• [Your goal]: Find the string "Węglowodany" in the data, then copy every line where it is found.

Saved data entries
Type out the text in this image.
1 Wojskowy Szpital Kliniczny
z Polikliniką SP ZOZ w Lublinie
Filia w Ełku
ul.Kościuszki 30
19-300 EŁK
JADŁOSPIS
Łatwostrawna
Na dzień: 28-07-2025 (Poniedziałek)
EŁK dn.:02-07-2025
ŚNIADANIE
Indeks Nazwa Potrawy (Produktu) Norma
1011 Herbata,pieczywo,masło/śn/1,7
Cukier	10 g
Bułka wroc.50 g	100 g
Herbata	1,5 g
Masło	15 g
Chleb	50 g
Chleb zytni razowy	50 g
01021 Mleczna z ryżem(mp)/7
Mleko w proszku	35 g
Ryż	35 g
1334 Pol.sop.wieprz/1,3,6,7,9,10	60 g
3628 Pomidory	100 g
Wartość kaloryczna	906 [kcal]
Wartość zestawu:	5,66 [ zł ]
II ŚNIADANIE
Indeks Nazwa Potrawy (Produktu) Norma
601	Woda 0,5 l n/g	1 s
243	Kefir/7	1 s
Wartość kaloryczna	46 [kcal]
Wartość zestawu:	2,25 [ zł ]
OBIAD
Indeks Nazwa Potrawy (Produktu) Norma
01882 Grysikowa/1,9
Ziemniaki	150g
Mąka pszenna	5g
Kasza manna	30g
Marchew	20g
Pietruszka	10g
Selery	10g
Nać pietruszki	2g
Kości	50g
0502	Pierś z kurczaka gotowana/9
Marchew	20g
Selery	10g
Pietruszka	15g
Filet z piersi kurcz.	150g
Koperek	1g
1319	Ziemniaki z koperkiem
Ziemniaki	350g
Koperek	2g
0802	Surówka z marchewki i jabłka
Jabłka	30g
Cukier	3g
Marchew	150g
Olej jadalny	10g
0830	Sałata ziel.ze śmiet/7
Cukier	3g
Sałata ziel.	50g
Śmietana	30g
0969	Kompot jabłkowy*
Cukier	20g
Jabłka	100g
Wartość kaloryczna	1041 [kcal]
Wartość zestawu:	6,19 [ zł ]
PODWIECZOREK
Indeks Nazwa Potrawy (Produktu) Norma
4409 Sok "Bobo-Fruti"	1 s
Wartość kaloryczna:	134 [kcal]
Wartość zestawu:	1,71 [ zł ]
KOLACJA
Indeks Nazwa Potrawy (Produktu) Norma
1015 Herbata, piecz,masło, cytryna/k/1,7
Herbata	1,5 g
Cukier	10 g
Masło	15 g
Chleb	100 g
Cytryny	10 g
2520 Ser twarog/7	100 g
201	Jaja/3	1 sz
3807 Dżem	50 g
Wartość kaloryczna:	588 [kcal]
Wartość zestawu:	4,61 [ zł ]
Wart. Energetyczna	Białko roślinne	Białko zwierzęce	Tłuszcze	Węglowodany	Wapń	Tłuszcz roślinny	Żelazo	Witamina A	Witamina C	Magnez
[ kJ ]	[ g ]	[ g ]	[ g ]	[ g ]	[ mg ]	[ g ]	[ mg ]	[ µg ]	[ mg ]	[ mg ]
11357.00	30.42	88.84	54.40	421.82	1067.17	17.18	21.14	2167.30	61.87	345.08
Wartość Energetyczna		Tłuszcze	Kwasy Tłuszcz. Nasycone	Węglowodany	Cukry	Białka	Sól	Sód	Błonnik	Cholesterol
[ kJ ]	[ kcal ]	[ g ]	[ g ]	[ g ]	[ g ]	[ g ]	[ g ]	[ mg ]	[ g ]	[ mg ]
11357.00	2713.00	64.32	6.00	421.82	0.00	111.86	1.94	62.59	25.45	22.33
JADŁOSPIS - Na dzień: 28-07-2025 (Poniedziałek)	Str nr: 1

• [Output for this exercise]:
Wart. Energetyczna	Białko roślinne	Białko zwierzęce	Tłuszcze	Węglowodany	Wapń	Tłuszcz roślinny	Żelazo	Witamina A	Witamina C	Magnez
Wartość Energetyczna		Tłuszcze	Kwasy Tłuszcz. Nasycone	Węglowodany	Cukry	Białka	Sól	Sód	Błonnik	Cholesterol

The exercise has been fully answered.